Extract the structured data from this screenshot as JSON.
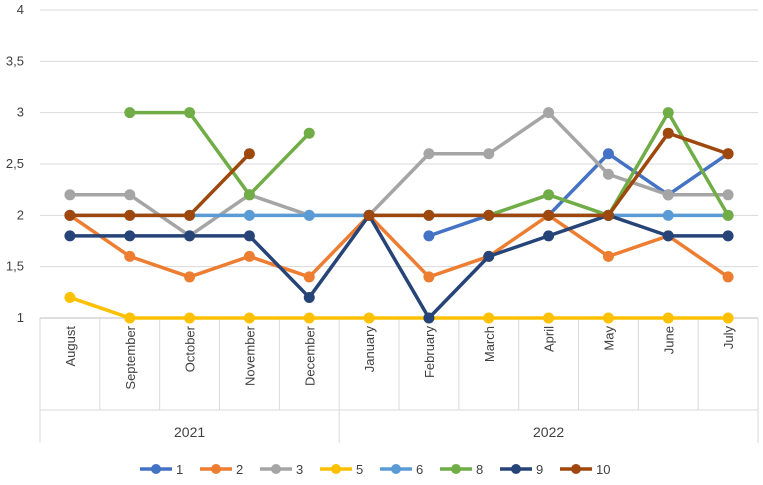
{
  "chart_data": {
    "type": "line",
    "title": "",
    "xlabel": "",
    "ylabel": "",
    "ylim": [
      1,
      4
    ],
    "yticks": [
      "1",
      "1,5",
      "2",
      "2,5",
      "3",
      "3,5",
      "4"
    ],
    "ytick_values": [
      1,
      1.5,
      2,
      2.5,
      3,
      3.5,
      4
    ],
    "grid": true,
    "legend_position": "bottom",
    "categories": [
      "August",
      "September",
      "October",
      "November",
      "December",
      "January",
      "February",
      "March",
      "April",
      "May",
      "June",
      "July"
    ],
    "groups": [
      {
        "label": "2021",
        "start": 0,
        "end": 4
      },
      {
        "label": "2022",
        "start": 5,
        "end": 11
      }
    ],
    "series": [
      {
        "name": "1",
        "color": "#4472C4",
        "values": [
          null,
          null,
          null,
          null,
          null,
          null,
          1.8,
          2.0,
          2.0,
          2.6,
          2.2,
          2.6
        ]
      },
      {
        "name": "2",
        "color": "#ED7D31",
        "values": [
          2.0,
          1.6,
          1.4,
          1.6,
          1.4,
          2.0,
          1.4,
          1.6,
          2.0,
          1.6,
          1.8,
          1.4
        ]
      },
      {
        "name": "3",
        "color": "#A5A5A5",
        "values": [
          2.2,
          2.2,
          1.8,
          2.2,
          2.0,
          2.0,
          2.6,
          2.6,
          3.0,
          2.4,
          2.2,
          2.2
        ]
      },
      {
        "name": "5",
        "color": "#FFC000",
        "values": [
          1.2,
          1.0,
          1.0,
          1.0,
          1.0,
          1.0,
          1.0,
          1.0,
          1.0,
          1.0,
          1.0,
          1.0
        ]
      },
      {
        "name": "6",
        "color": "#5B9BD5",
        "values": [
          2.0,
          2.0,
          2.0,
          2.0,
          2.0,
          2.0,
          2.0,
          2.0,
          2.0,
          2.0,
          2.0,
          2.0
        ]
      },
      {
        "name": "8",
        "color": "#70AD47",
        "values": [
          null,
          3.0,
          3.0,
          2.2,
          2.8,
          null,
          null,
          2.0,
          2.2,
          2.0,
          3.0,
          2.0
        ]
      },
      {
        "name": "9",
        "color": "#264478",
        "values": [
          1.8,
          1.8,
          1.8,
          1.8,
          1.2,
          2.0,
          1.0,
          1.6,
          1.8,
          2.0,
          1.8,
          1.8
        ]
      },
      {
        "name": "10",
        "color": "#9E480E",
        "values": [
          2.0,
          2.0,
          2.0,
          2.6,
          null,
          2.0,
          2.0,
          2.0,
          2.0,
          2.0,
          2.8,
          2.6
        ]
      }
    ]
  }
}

▶ **INSTRUCTIONS FOR THE TASK**: Which lines contain "color"? Copy each of them.

▶ **THE COMPLETED TASK**:
        "color": "#4472C4",
        "color": "#ED7D31",
        "color": "#A5A5A5",
        "color": "#FFC000",
        "color": "#5B9BD5",
        "color": "#70AD47",
        "color": "#264478",
        "color": "#9E480E",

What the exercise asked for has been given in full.